=== Selected passage ===

“If memory and technique had a shape, how would it take form, unfold, endure, or collapse?”
Curated by Taiwanese curators Tsou Ting and Wang Han-fang, Of Thread and Stone draws on New Taipei City’s textile and mining industries to reimagine a museum in progress. Bringing together objects, materials and artistic practices from different geographies and historical moments, the exhibition traces cultural narratives that echo one another while remaining distinct.
When a strand of thread and a piece of stone intertwine, the story of a century-old mining industry and a booming modern textile industry unfolds. Two seemingly parallel narratives intersect, at the mining pit and the factory, underground and aboveground, in the labor experiences of men and women, coalescing into a singular urban fabric and cultural memory. As the city grows, industries pivot, populations gather and disperse, fragments of stories linger, awaiting rediscovery.
Fusing traditional craft and contemporary art, Of Thread and Stone traverses imagery, literature, objects, archives, crafts, and artworks. As cultural relics, thread and stone are at once natural and industrial, sediments of time and space. From Neolithic spindle whorls and the hand-twisted ramie of Austronesian peoples, to pineapple leaf fiber of the colonial industrial era and denim garments from textile factories; from the improvised mine carts of Taiwan’s east coast and handwoven rattan mats of the Amis, to rubble from an ancient city along the Syrian border and an heirloom rug gifted by the Bedouins—these materials no longer betoken a single culture or place. Instead, they belong in an archaeological palimpsest of objects that unsettle the established order of history, craftsmanship, and labor.

===

What is required -> Decide whether each statement below agrees with the exhibition description above, answering yes or no and quoting the exact words from the description that settle it. 1. The exhibition was curated by Tsou Ting and Wang Han-fang. 2. The exhibition draws on the textile and fishing industries of New Taipei City. 3. The description says the gathered materials stand for a single culture or place.

=== Data shown ===

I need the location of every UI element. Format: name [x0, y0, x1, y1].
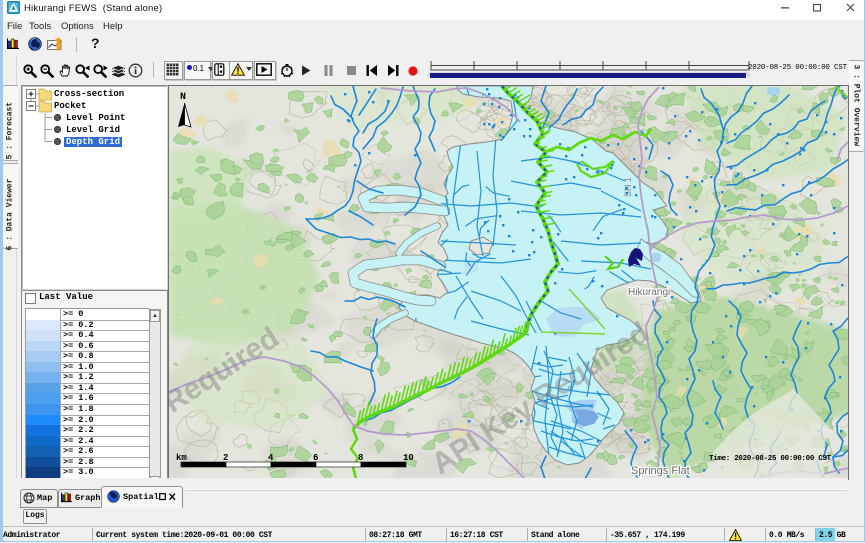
svg-text:km: km	[176, 453, 187, 463]
svg-text:Springs Flat: Springs Flat	[631, 465, 690, 477]
svg-text:10: 10	[403, 453, 414, 463]
svg-text:Hikurangi: Hikurangi	[628, 287, 670, 298]
svg-text:4: 4	[268, 453, 274, 463]
svg-text:2: 2	[223, 453, 228, 463]
svg-text:SH 1: SH 1	[623, 177, 633, 197]
svg-text:Time: 2020-08-25 00:00:00 CST: Time: 2020-08-25 00:00:00 CST	[709, 455, 832, 463]
svg-text:8: 8	[358, 453, 363, 463]
svg-text:6: 6	[313, 453, 318, 463]
svg-text:N: N	[180, 92, 186, 103]
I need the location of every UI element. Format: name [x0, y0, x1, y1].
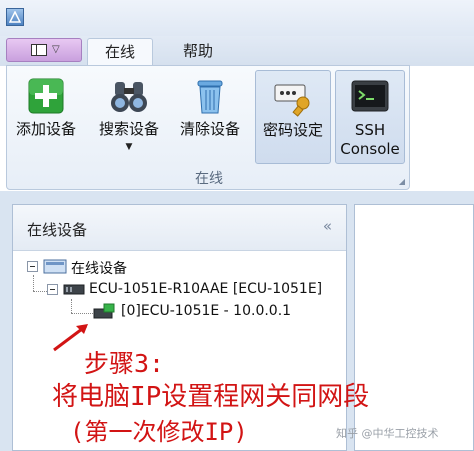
collapse-panel-icon[interactable]: «: [323, 217, 332, 235]
dropdown-arrow-icon: ▼: [125, 142, 133, 152]
ssh-console-label: SSH Console: [340, 121, 400, 158]
ribbon-panel: 添加设备 搜索设备 ▼ 清除设备 密码设定 SSH Console 在线 ◢: [6, 65, 410, 190]
ribbon-tab-row: ▽ 在线 帮助: [0, 36, 474, 66]
window-layout-icon: [31, 44, 47, 56]
tab-online[interactable]: 在线: [87, 38, 153, 66]
annotation-step: 步骤3:: [84, 349, 165, 378]
tree-item-online-devices[interactable]: 在线设备: [21, 257, 321, 279]
tree-item-label: ECU-1051E-R10AAE [ECU-1051E]: [89, 281, 323, 297]
ssh-console-button[interactable]: SSH Console: [335, 70, 405, 164]
trash-icon: [197, 80, 223, 114]
add-device-button[interactable]: 添加设备: [9, 70, 83, 164]
tree-collapse-icon[interactable]: [47, 284, 58, 295]
application-menu-button[interactable]: ▽: [6, 38, 82, 62]
search-device-label: 搜索设备: [98, 120, 159, 138]
annotation-instruction: 将电脑IP设置程网关同网段: [52, 382, 370, 412]
panel-title: 在线设备: [27, 221, 88, 239]
annotation-note: (第一次修改IP): [70, 418, 248, 446]
app-icon[interactable]: [6, 8, 24, 26]
tree-connector: [71, 313, 93, 314]
clear-device-button[interactable]: 清除设备: [173, 70, 247, 164]
tree-collapse-icon[interactable]: [27, 261, 38, 272]
tab-help[interactable]: 帮助: [170, 38, 226, 66]
clear-device-label: 清除设备: [179, 120, 240, 138]
tree-item-label: [0]ECU-1051E - 10.0.0.1: [121, 303, 292, 319]
network-icon: [43, 259, 67, 274]
device-icon: [63, 284, 85, 295]
ribbon-group-label: 在线: [195, 171, 223, 187]
binoculars-icon: [111, 82, 147, 112]
password-setting-button[interactable]: 密码设定: [255, 70, 331, 164]
add-device-label: 添加设备: [15, 120, 76, 138]
password-key-icon: [274, 84, 310, 117]
tree-item-ecu-online[interactable]: [0]ECU-1051E - 10.0.0.1: [93, 302, 343, 324]
tree-item-label: 在线设备: [71, 261, 127, 277]
device-online-icon: [93, 303, 115, 319]
terminal-icon: [351, 80, 389, 112]
password-setting-label: 密码设定: [262, 121, 323, 139]
chevron-down-icon: ▽: [52, 44, 60, 55]
content-pane: [354, 204, 474, 451]
tree-item-ecu-device[interactable]: ECU-1051E-R10AAE [ECU-1051E]: [39, 280, 349, 302]
watermark: 知乎 @中华工控技术: [336, 427, 439, 440]
group-launcher-icon[interactable]: ◢: [399, 177, 405, 186]
search-device-button[interactable]: 搜索设备 ▼: [91, 70, 167, 164]
title-bar: [0, 0, 474, 36]
panel-header: 在线设备 «: [13, 205, 346, 251]
plus-icon: [28, 78, 64, 114]
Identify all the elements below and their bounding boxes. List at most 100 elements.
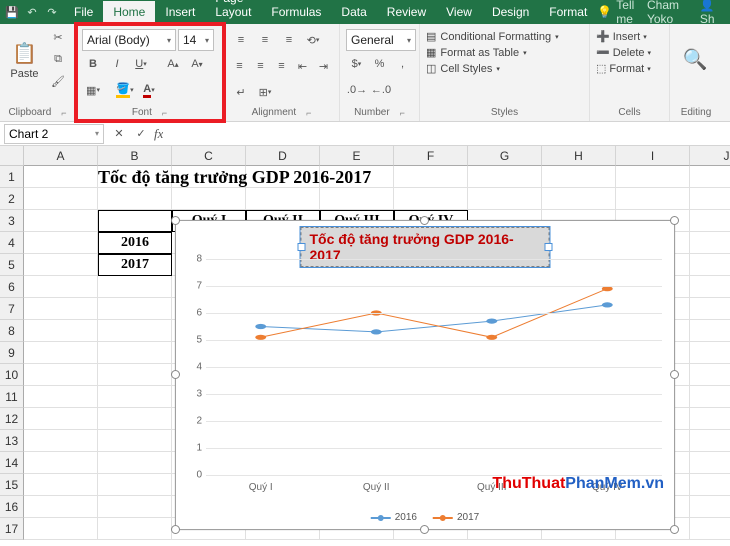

===

Solution below ->
1. Yes: "Curated by Taiwanese curators Tsou Ting and Wang Han-fang"
2. No: "draws on New Taipei City’s textile and mining industries"
3. No: "these materials no longer betoken a single culture or place"